→ **Given request**:
In the following material, identify every line holding the string "text" and return it.

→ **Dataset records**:
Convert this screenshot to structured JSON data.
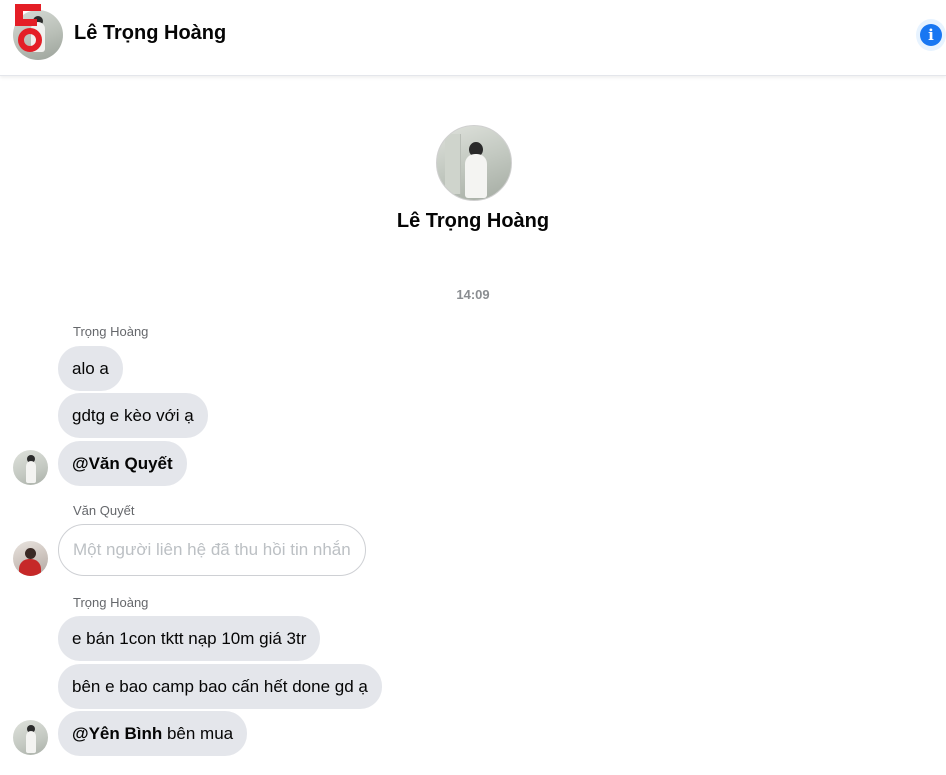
{
  "header": {
    "title": "Lê Trọng Hoàng",
    "info_icon": "info-icon",
    "info_glyph": "i",
    "accent_color": "#1877f2"
  },
  "profile": {
    "name": "Lê Trọng Hoàng"
  },
  "timestamp": "14:09",
  "groups": [
    {
      "sender": "Trọng Hoàng",
      "messages": [
        {
          "text": "alo a"
        },
        {
          "text": "gdtg e kèo với ạ"
        },
        {
          "mention": "@Văn Quyết",
          "text": ""
        }
      ]
    },
    {
      "sender": "Văn Quyết",
      "messages": [
        {
          "text": "Một người liên hệ đã thu hồi tin nhắn",
          "removed": true
        }
      ]
    },
    {
      "sender": "Trọng Hoàng",
      "messages": [
        {
          "text": "e bán 1con tktt nạp 10m giá 3tr"
        },
        {
          "text": "bên e bao camp bao cấn hết done gd ạ"
        },
        {
          "mention": "@Yên Bình",
          "text": " bên mua"
        }
      ]
    }
  ]
}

→ **Response below**:
          "text": "alo a"
          "text": "gdtg e kèo với ạ"
          "text": ""
          "text": "Một người liên hệ đã thu hồi tin nhắn",
          "text": "e bán 1con tktt nạp 10m giá 3tr"
          "text": "bên e bao camp bao cấn hết done gd ạ"
          "text": " bên mua"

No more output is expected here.